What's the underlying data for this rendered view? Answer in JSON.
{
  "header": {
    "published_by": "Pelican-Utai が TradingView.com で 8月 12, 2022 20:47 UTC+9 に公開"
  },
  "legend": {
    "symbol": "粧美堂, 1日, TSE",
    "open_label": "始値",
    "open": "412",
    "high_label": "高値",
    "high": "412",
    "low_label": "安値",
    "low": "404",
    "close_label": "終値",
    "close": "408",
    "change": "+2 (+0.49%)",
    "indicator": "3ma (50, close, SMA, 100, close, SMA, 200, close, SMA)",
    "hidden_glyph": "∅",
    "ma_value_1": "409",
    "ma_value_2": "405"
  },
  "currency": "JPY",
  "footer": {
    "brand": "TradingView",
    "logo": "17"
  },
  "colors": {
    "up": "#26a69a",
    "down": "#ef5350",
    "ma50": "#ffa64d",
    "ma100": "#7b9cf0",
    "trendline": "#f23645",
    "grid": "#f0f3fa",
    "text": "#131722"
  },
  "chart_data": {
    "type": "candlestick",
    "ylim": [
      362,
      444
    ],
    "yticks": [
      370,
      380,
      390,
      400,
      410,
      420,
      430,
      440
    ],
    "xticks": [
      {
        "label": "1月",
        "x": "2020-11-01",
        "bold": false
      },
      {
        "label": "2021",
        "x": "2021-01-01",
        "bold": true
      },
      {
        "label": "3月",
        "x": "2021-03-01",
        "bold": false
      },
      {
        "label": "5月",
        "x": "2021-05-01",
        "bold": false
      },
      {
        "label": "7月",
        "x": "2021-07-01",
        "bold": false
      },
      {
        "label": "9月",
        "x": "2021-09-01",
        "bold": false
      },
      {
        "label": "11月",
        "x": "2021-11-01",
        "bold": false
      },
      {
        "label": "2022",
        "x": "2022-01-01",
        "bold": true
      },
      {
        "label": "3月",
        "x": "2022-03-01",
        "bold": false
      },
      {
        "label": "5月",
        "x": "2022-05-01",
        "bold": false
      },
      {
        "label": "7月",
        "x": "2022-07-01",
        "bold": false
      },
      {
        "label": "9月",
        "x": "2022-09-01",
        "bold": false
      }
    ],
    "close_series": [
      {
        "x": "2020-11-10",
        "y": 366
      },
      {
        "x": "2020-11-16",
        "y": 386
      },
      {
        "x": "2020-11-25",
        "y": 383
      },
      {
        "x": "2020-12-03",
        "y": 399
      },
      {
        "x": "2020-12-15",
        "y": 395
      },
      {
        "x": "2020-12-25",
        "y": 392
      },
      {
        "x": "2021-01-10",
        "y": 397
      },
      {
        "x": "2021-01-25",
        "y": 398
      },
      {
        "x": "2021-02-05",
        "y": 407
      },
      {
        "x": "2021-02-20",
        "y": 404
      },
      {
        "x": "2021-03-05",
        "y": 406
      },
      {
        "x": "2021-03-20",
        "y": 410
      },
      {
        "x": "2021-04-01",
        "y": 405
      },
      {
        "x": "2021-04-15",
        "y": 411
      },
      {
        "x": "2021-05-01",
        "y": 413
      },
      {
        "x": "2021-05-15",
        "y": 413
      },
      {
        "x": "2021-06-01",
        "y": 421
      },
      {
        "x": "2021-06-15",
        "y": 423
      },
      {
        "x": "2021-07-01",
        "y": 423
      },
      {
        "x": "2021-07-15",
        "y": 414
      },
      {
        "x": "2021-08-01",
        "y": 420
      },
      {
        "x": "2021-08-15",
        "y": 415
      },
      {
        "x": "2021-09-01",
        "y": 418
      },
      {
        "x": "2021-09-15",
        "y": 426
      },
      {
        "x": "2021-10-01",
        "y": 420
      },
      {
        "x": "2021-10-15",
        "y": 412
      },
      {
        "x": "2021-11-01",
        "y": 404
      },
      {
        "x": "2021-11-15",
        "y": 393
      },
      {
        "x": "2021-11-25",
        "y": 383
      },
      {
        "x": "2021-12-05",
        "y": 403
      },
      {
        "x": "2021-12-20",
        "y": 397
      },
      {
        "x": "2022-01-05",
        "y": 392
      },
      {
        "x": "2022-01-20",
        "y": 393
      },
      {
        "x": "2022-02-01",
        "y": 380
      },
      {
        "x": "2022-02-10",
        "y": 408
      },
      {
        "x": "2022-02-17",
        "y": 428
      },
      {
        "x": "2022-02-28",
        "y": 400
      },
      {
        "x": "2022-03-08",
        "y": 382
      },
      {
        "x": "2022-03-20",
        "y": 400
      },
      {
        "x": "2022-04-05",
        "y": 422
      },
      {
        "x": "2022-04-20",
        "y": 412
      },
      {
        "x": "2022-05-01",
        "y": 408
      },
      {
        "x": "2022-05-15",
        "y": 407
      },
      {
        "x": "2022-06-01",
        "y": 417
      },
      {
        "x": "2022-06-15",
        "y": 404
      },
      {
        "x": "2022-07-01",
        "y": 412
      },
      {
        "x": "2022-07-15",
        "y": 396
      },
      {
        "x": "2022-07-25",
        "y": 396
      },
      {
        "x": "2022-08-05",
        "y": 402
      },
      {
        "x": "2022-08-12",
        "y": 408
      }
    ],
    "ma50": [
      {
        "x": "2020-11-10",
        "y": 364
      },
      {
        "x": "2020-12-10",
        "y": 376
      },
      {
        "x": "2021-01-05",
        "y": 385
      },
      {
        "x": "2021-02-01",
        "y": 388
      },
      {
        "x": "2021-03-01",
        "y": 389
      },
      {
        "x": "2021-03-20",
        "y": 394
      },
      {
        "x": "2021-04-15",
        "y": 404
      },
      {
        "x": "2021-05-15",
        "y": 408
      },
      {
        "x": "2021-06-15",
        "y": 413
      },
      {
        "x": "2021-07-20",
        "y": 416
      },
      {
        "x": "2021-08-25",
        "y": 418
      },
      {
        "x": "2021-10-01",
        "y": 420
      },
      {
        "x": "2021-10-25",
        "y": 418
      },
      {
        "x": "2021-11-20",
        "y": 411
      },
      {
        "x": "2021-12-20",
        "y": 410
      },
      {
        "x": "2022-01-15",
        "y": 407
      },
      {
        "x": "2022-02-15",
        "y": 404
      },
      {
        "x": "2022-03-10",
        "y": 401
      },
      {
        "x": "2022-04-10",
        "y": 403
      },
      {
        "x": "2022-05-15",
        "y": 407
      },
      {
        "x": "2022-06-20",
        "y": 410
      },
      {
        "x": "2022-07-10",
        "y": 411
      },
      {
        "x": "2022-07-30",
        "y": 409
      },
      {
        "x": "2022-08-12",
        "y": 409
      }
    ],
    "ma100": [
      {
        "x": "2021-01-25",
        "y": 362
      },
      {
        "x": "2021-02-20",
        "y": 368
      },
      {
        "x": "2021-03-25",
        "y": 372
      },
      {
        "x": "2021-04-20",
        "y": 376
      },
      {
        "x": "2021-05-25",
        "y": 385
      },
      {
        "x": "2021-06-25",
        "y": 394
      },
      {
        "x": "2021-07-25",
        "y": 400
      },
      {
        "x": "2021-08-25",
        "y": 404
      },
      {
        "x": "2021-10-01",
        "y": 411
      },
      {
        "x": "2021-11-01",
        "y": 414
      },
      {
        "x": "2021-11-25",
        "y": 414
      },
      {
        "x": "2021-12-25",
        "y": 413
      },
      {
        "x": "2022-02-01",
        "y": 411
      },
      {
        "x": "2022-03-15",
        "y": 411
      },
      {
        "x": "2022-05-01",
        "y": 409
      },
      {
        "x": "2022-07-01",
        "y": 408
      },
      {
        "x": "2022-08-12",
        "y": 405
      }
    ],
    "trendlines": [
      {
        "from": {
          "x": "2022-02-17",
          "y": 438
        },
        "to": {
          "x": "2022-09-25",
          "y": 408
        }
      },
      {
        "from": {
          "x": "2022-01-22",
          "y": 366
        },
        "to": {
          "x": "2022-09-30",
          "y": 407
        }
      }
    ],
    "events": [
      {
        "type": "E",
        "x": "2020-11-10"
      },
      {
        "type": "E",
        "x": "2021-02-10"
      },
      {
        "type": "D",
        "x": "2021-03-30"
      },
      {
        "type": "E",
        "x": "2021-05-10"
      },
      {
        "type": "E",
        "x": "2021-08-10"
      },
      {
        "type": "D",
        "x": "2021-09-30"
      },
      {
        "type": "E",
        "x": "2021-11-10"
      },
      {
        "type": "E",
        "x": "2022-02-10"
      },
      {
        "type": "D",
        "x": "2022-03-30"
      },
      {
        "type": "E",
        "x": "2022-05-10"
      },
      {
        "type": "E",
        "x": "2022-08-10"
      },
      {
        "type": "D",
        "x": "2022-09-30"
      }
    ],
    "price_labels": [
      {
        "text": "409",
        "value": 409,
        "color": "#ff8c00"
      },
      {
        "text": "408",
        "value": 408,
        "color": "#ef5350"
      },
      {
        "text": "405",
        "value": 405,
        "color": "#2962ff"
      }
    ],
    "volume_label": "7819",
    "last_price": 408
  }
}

◇ ◇ ◇

Going over the lines above, work out how many include "text", then give only that number.

4